Return all lines with the word "ALVG" in them.
━━━━━━━━━━━━━━━━
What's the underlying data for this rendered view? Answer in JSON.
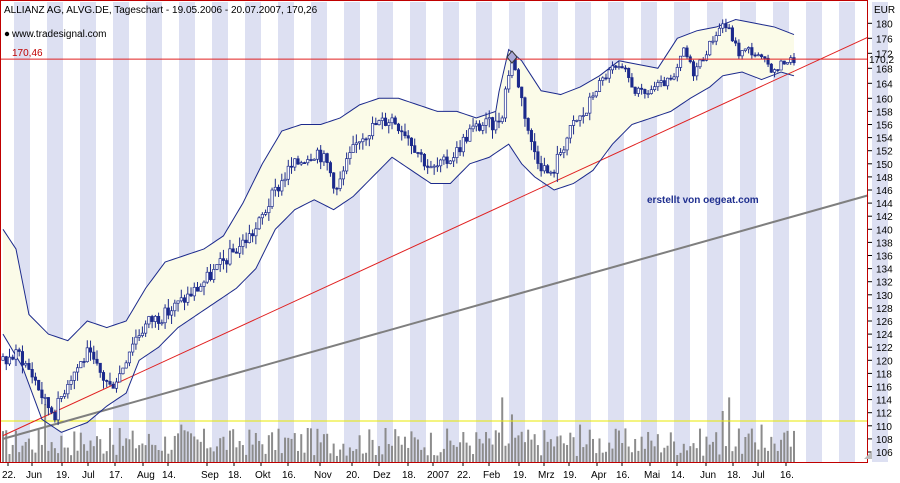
{
  "title": "ALLIANZ AG, ALVG.DE, Tageschart - 19.05.2006 - 20.07.2007, 170,26",
  "watermark": "www.tradesignal.com",
  "credit": "erstellt von oegeat.com",
  "currency_label": "EUR",
  "hline": {
    "value": 170.46,
    "label": "170,46",
    "right_label": "170,2"
  },
  "colors": {
    "border": "#c00000",
    "stripe": "#dde0f2",
    "band_fill": "#fbfbe8",
    "band_line": "#1c2a8c",
    "candle": "#1c2a8c",
    "candle_hollow": "#ffffff",
    "trend_red": "#e02020",
    "trend_gray": "#7f7f7f",
    "volume": "#8c8c8c",
    "vol_line": "#e8e800",
    "marker": "#a9a9d8"
  },
  "chart_data": {
    "type": "candlestick",
    "title": "ALLIANZ AG, ALVG.DE, Tageschart - 19.05.2006 - 20.07.2007, 170,26",
    "ylabel": "EUR",
    "ylim": [
      104.5,
      182
    ],
    "y_ticks": [
      106,
      108,
      110,
      112,
      114,
      116,
      118,
      120,
      122,
      124,
      126,
      128,
      130,
      132,
      134,
      136,
      138,
      140,
      142,
      144,
      146,
      148,
      150,
      152,
      154,
      156,
      158,
      160,
      164,
      168,
      172,
      176,
      180
    ],
    "y_tick_labels": [
      "106",
      "108",
      "110",
      "112",
      "114",
      "116",
      "118",
      "120",
      "122",
      "124",
      "126",
      "128",
      "130",
      "132",
      "134",
      "136",
      "138",
      "140",
      "142",
      "144",
      "146",
      "148",
      "150",
      "152",
      "154",
      "156",
      "158",
      "160",
      "164",
      "168",
      "172",
      "176",
      "180"
    ],
    "x_ticks": [
      "22.",
      "Jun",
      "19.",
      "Jul",
      "17.",
      "Aug",
      "14.",
      "Sep",
      "18.",
      "Okt",
      "16.",
      "Nov",
      "20.",
      "Dez",
      "18.",
      "2007",
      "22.",
      "Feb",
      "19.",
      "Mrz",
      "19.",
      "Apr",
      "16.",
      "Mai",
      "14.",
      "Jun",
      "18.",
      "Jul",
      "16."
    ],
    "date_range": [
      "19.05.2006",
      "20.07.2007"
    ],
    "last_close": 170.26,
    "anchors": [
      [
        0,
        120
      ],
      [
        5,
        121
      ],
      [
        10,
        117
      ],
      [
        13,
        113.5
      ],
      [
        16,
        112
      ],
      [
        20,
        117
      ],
      [
        26,
        121
      ],
      [
        30,
        118
      ],
      [
        33,
        116
      ],
      [
        36,
        118
      ],
      [
        40,
        123
      ],
      [
        45,
        126
      ],
      [
        50,
        127
      ],
      [
        55,
        129
      ],
      [
        60,
        131
      ],
      [
        66,
        134
      ],
      [
        70,
        136
      ],
      [
        74,
        138
      ],
      [
        78,
        140
      ],
      [
        83,
        145
      ],
      [
        88,
        149
      ],
      [
        93,
        151
      ],
      [
        97,
        152
      ],
      [
        100,
        150
      ],
      [
        103,
        146
      ],
      [
        106,
        150
      ],
      [
        110,
        154
      ],
      [
        115,
        156
      ],
      [
        120,
        157
      ],
      [
        124,
        155
      ],
      [
        128,
        152
      ],
      [
        132,
        149
      ],
      [
        136,
        150
      ],
      [
        140,
        152
      ],
      [
        144,
        155
      ],
      [
        148,
        156
      ],
      [
        152,
        156
      ],
      [
        154,
        158
      ],
      [
        157,
        171
      ],
      [
        160,
        160
      ],
      [
        163,
        153
      ],
      [
        166,
        150
      ],
      [
        169,
        148
      ],
      [
        172,
        152
      ],
      [
        176,
        156
      ],
      [
        180,
        158
      ],
      [
        184,
        164
      ],
      [
        188,
        168
      ],
      [
        192,
        167
      ],
      [
        195,
        162
      ],
      [
        198,
        161
      ],
      [
        201,
        163
      ],
      [
        204,
        164
      ],
      [
        207,
        165
      ],
      [
        210,
        173
      ],
      [
        213,
        167
      ],
      [
        216,
        171
      ],
      [
        219,
        176
      ],
      [
        222,
        180
      ],
      [
        224,
        178
      ],
      [
        227,
        172
      ],
      [
        230,
        173
      ],
      [
        233,
        171
      ],
      [
        236,
        169
      ],
      [
        238,
        167
      ],
      [
        241,
        170
      ],
      [
        244,
        170.26
      ]
    ],
    "lower_band_anchors": [
      [
        0,
        124
      ],
      [
        6,
        119
      ],
      [
        12,
        111
      ],
      [
        18,
        109
      ],
      [
        26,
        110.5
      ],
      [
        32,
        113
      ],
      [
        38,
        115
      ],
      [
        42,
        120
      ],
      [
        48,
        122
      ],
      [
        54,
        125
      ],
      [
        60,
        127
      ],
      [
        66,
        129
      ],
      [
        72,
        131
      ],
      [
        78,
        134
      ],
      [
        84,
        140
      ],
      [
        90,
        143
      ],
      [
        96,
        144.5
      ],
      [
        102,
        143
      ],
      [
        108,
        145
      ],
      [
        114,
        148
      ],
      [
        120,
        151
      ],
      [
        126,
        149
      ],
      [
        132,
        147
      ],
      [
        138,
        147
      ],
      [
        144,
        150
      ],
      [
        150,
        151
      ],
      [
        156,
        153
      ],
      [
        160,
        150
      ],
      [
        164,
        148
      ],
      [
        170,
        146
      ],
      [
        176,
        147
      ],
      [
        182,
        149
      ],
      [
        188,
        153
      ],
      [
        194,
        156
      ],
      [
        200,
        157
      ],
      [
        206,
        158
      ],
      [
        212,
        160
      ],
      [
        218,
        163
      ],
      [
        222,
        166
      ],
      [
        228,
        167
      ],
      [
        234,
        165
      ],
      [
        240,
        167
      ],
      [
        244,
        166
      ]
    ],
    "upper_band_anchors": [
      [
        0,
        140
      ],
      [
        4,
        137
      ],
      [
        8,
        127
      ],
      [
        14,
        124
      ],
      [
        20,
        123
      ],
      [
        26,
        126
      ],
      [
        32,
        125
      ],
      [
        38,
        126
      ],
      [
        44,
        131
      ],
      [
        50,
        135
      ],
      [
        56,
        136
      ],
      [
        62,
        137
      ],
      [
        68,
        139
      ],
      [
        74,
        144
      ],
      [
        80,
        150
      ],
      [
        86,
        155
      ],
      [
        92,
        156
      ],
      [
        98,
        156
      ],
      [
        104,
        157
      ],
      [
        110,
        159
      ],
      [
        116,
        160
      ],
      [
        122,
        160
      ],
      [
        128,
        159
      ],
      [
        134,
        158
      ],
      [
        140,
        158
      ],
      [
        146,
        157
      ],
      [
        152,
        158
      ],
      [
        156,
        173
      ],
      [
        160,
        170
      ],
      [
        166,
        162
      ],
      [
        172,
        161
      ],
      [
        178,
        163
      ],
      [
        184,
        166
      ],
      [
        190,
        170
      ],
      [
        196,
        169
      ],
      [
        202,
        168
      ],
      [
        208,
        176
      ],
      [
        214,
        178
      ],
      [
        220,
        179
      ],
      [
        226,
        181
      ],
      [
        232,
        180
      ],
      [
        238,
        179
      ],
      [
        244,
        177
      ]
    ],
    "red_trend": {
      "from": [
        0,
        108.5
      ],
      "to": [
        244,
        170.5
      ]
    },
    "gray_trend": {
      "from": [
        0,
        108
      ],
      "to": [
        244,
        142
      ]
    },
    "volume_spikes": [
      [
        13,
        0.85
      ],
      [
        33,
        0.5
      ],
      [
        55,
        0.55
      ],
      [
        94,
        0.5
      ],
      [
        118,
        0.5
      ],
      [
        154,
        0.95
      ],
      [
        157,
        0.7
      ],
      [
        178,
        0.55
      ],
      [
        224,
        0.95
      ],
      [
        222,
        0.75
      ],
      [
        234,
        0.55
      ]
    ]
  }
}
━━━━━━━━━━━━━━━━
## Reply to the task
  "title": "ALLIANZ AG, ALVG.DE, Tageschart - 19.05.2006 - 20.07.2007, 170,26",
    "title": "ALLIANZ AG, ALVG.DE, Tageschart - 19.05.2006 - 20.07.2007, 170,26",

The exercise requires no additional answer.